What is expected: Extract all lines containing "this".
____ Data excerpts
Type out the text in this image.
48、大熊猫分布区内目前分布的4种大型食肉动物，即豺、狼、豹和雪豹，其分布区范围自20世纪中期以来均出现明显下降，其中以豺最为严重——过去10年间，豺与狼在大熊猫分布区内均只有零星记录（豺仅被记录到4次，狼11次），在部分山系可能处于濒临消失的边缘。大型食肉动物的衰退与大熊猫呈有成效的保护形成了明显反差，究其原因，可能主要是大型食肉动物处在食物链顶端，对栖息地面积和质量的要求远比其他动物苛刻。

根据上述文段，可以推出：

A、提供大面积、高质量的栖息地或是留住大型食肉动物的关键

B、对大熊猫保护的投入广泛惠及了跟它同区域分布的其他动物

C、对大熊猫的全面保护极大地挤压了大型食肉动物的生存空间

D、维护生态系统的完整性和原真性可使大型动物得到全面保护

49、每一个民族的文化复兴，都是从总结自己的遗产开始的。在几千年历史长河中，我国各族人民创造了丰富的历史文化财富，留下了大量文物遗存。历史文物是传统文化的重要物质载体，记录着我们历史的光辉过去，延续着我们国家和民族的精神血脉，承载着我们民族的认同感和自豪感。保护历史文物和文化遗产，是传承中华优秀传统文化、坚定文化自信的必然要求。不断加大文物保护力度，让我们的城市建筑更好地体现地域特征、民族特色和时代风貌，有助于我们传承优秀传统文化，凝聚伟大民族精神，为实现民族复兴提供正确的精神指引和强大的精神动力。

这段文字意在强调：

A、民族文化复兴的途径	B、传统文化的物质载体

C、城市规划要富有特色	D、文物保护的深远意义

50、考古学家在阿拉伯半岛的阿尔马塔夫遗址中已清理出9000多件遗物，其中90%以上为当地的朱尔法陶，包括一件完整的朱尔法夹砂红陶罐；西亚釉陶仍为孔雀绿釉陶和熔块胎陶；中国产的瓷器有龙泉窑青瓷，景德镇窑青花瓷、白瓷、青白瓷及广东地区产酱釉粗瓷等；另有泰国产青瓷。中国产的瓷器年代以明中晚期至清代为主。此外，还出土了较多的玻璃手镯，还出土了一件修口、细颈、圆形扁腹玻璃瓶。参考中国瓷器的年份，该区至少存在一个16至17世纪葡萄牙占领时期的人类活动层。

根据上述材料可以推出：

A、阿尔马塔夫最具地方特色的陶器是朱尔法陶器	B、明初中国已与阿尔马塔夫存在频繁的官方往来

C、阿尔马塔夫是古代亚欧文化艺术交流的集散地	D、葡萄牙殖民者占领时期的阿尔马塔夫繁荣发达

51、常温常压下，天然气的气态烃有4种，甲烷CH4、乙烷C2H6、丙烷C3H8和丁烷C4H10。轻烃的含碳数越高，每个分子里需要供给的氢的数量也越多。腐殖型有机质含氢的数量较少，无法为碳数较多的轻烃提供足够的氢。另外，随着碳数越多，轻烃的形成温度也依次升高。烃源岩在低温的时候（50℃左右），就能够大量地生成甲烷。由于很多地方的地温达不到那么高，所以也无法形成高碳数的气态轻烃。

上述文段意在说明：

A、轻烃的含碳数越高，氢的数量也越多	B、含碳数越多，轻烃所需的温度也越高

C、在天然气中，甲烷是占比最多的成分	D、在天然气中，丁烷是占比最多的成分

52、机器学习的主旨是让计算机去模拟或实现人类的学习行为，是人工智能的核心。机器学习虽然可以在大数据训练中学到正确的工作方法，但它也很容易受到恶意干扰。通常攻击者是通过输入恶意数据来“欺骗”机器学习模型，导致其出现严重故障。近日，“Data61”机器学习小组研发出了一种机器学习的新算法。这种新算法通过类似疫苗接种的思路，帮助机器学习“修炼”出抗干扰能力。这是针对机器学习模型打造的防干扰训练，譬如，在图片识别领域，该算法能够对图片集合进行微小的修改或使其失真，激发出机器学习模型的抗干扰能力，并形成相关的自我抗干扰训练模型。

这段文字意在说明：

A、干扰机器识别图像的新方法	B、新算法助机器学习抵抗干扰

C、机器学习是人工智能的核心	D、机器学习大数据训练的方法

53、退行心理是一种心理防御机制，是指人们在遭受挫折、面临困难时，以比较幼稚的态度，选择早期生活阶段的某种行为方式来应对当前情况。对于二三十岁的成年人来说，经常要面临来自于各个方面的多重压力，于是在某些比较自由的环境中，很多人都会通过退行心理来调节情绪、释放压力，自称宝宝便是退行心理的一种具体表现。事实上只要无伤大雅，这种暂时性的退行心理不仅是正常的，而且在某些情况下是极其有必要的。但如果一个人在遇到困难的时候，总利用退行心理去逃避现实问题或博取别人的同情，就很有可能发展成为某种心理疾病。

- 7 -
________
____ Data excerpts
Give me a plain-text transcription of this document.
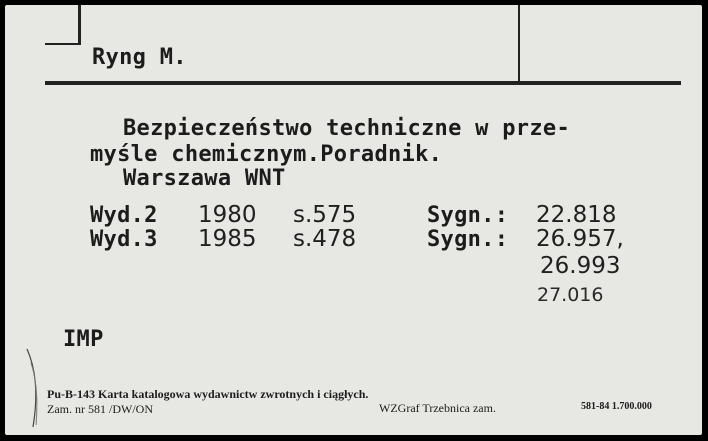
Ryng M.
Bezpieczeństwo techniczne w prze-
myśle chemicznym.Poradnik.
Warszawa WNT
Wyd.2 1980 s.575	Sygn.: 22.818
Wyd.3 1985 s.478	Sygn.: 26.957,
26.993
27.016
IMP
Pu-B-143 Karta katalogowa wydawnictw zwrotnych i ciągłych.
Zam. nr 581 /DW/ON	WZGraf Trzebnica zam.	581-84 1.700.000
________
Task solution:
Type out the text in this image.
Give me a plain-text transcription of this document.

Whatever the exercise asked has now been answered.